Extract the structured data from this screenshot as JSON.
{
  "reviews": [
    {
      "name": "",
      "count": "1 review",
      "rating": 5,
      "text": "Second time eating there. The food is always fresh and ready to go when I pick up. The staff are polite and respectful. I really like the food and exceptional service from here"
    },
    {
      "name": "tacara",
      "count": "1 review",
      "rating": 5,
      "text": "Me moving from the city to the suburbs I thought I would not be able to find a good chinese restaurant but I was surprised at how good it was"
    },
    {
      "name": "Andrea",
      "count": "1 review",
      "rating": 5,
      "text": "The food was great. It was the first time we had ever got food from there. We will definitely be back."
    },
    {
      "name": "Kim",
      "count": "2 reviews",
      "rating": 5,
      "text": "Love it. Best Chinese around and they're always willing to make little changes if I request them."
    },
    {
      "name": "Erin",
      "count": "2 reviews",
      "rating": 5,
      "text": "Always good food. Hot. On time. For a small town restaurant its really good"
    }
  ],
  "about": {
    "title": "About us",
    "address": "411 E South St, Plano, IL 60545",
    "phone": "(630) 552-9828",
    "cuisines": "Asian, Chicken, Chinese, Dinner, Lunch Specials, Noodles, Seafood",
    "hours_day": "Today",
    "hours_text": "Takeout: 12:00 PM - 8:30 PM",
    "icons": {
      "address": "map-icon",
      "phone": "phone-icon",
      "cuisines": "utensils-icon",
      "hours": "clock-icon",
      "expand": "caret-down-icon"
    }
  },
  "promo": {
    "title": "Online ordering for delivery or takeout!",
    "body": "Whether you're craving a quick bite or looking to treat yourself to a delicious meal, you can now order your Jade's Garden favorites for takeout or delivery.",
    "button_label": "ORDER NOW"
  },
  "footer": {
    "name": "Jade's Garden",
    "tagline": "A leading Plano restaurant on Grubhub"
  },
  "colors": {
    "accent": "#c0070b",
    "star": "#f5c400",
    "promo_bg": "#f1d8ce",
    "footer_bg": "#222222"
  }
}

====

__What is expected__.
From the preceding material, extract every line exactly.

__Exercise answer__.
Extract the structured data from this screenshot as JSON.
{
  "reviews": [
    {
      "name": "",
      "count": "1 review",
      "rating": 5,
      "text": "Second time eating there. The food is always fresh and ready to go when I pick up. The staff are polite and respectful. I really like the food and exceptional service from here"
    },
    {
      "name": "tacara",
      "count": "1 review",
      "rating": 5,
      "text": "Me moving from the city to the suburbs I thought I would not be able to find a good chinese restaurant but I was surprised at how good it was"
    },
    {
      "name": "Andrea",
      "count": "1 review",
      "rating": 5,
      "text": "The food was great. It was the first time we had ever got food from there. We will definitely be back."
    },
    {
      "name": "Kim",
      "count": "2 reviews",
      "rating": 5,
      "text": "Love it. Best Chinese around and they're always willing to make little changes if I request them."
    },
    {
      "name": "Erin",
      "count": "2 reviews",
      "rating": 5,
      "text": "Always good food. Hot. On time. For a small town restaurant its really good"
    }
  ],
  "about": {
    "title": "About us",
    "address": "411 E South St, Plano, IL 60545",
    "phone": "(630) 552-9828",
    "cuisines": "Asian, Chicken, Chinese, Dinner, Lunch Specials, Noodles, Seafood",
    "hours_day": "Today",
    "hours_text": "Takeout: 12:00 PM - 8:30 PM",
    "icons": {
      "address": "map-icon",
      "phone": "phone-icon",
      "cuisines": "utensils-icon",
      "hours": "clock-icon",
      "expand": "caret-down-icon"
    }
  },
  "promo": {
    "title": "Online ordering for delivery or takeout!",
    "body": "Whether you're craving a quick bite or looking to treat yourself to a delicious meal, you can now order your Jade's Garden favorites for takeout or delivery.",
    "button_label": "ORDER NOW"
  },
  "footer": {
    "name": "Jade's Garden",
    "tagline": "A leading Plano restaurant on Grubhub"
  },
  "colors": {
    "accent": "#c0070b",
    "star": "#f5c400",
    "promo_bg": "#f1d8ce",
    "footer_bg": "#222222"
  }
}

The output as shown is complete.